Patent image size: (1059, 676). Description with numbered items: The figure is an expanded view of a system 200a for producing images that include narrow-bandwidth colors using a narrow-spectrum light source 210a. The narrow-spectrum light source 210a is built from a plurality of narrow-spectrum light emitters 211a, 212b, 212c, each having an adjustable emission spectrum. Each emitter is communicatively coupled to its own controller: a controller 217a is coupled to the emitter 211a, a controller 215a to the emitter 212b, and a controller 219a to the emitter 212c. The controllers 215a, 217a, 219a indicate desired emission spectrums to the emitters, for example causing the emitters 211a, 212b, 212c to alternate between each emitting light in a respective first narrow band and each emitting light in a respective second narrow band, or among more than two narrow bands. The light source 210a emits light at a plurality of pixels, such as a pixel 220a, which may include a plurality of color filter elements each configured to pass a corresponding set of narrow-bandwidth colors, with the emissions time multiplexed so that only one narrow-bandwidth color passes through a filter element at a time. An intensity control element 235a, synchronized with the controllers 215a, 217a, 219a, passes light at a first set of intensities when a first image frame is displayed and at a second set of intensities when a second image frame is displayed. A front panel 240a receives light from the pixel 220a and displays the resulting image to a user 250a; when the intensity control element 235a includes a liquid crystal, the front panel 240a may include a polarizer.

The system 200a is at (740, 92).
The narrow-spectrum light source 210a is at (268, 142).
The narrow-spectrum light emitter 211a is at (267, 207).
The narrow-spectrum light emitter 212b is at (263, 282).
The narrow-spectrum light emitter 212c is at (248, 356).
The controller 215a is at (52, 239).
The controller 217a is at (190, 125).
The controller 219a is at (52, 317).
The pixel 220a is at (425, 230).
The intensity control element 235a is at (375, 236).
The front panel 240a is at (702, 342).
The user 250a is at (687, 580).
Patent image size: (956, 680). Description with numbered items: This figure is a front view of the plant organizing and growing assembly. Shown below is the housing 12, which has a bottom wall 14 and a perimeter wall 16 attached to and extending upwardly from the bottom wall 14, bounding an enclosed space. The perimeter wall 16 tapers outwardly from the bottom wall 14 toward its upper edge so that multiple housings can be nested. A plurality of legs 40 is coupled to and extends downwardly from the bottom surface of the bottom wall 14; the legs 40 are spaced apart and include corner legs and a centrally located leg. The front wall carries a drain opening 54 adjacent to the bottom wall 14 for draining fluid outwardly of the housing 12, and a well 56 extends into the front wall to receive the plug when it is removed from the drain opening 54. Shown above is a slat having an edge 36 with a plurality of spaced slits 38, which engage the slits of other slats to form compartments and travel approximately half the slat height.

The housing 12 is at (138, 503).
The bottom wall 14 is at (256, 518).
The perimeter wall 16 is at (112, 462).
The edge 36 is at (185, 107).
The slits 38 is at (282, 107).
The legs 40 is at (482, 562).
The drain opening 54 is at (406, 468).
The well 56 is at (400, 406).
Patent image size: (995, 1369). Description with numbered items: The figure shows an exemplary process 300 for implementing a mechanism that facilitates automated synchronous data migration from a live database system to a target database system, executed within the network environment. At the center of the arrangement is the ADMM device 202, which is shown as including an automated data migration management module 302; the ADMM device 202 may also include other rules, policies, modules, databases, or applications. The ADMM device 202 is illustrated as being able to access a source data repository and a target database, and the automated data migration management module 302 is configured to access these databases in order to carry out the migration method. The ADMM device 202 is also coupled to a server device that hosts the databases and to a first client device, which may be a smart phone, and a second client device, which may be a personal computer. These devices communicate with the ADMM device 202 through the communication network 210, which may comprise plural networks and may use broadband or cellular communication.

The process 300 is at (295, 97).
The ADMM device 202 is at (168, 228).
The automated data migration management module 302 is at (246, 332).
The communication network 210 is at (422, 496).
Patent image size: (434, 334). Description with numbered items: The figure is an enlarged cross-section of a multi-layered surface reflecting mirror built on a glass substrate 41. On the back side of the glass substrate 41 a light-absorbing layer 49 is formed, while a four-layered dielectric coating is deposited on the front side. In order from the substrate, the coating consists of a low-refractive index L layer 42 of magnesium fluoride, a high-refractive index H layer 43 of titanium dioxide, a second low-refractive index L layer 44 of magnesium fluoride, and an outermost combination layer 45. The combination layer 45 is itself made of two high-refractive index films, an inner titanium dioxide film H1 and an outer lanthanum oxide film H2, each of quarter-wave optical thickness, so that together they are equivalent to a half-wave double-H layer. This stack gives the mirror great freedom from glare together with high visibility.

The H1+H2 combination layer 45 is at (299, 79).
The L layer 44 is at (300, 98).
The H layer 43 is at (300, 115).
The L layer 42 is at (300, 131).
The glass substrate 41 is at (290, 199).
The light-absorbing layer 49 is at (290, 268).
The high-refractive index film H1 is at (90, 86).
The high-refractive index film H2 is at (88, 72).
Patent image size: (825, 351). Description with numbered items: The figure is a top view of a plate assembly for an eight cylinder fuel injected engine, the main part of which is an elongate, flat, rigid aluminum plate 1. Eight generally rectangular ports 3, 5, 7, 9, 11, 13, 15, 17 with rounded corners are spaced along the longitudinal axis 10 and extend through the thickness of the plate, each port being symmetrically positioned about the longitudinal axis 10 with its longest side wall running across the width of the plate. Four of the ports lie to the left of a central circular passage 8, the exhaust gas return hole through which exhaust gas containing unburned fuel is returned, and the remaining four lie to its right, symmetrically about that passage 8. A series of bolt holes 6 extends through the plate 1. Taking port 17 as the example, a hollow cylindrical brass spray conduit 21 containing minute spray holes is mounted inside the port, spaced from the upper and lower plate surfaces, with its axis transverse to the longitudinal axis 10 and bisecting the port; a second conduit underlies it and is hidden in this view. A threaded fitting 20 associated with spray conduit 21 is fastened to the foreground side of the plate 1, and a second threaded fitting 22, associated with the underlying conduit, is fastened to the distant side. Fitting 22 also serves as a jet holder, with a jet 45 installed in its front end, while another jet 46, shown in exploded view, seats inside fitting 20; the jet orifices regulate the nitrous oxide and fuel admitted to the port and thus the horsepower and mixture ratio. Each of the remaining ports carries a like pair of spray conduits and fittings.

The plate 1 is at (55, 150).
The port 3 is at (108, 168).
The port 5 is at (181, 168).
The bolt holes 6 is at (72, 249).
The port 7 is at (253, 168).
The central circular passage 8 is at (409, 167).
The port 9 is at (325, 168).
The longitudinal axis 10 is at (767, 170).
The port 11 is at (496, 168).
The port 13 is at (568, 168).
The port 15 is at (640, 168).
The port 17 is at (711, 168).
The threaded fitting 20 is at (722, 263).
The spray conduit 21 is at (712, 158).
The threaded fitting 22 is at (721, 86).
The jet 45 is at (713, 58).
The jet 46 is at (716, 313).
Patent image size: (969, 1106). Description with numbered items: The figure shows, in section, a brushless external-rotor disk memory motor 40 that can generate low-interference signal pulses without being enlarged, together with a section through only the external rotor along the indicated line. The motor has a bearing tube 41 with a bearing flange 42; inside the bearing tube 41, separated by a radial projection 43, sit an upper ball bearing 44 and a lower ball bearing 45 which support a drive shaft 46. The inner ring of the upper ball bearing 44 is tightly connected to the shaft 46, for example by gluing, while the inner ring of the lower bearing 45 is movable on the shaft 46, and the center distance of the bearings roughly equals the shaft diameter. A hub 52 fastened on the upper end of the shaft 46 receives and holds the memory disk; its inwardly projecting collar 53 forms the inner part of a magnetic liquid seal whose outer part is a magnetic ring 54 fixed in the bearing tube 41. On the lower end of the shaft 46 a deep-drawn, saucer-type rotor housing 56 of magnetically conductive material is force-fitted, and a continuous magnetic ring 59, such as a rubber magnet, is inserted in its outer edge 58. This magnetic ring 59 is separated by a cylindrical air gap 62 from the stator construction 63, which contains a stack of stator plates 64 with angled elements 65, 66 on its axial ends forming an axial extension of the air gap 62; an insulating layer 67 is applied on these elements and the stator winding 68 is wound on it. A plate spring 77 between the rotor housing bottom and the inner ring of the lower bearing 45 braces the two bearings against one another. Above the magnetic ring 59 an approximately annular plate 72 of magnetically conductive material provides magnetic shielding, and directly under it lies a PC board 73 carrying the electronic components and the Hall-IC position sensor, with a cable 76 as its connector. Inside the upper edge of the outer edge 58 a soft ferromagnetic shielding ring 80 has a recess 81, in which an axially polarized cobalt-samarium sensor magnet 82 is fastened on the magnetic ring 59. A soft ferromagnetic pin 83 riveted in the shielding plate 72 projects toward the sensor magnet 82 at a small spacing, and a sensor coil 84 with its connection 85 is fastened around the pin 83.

---------------

* _Exercise prompt_: Format the records that begin with the line containing "Patent image size: (956, 680)." and end with the line containing "The well 56 is at (400, 406).", both included, as a JSON list of strings, one string per line, with blank lines left out.

* _Response to the task_:
[
  "Patent image size: (956, 680). Description with numbered items: This figure is a front view of the plant organizing and growing assembly. Shown below is the housing 12, which has a bottom wall 14 and a perimeter wall 16 attached to and extending upwardly from the bottom wall 14, bounding an enclosed space. The perimeter wall 16 tapers outwardly from the bottom wall 14 toward its upper edge so that multiple housings can be nested. A plurality of legs 40 is coupled to and extends downwardly from the bottom surface of the bottom wall 14; the legs 40 are spaced apart and include corner legs and a centrally located leg. The front wall carries a drain opening 54 adjacent to the bottom wall 14 for draining fluid outwardly of the housing 12, and a well 56 extends into the front wall to receive the plug when it is removed from the drain opening 54. Shown above is a slat having an edge 36 with a plurality of spaced slits 38, which engage the slits of other slats to form compartments and travel approximately half the slat height.",
  "The housing 12 is at (138, 503).",
  "The bottom wall 14 is at (256, 518).",
  "The perimeter wall 16 is at (112, 462).",
  "The edge 36 is at (185, 107).",
  "The slits 38 is at (282, 107).",
  "The legs 40 is at (482, 562).",
  "The drain opening 54 is at (406, 468).",
  "The well 56 is at (400, 406)."
]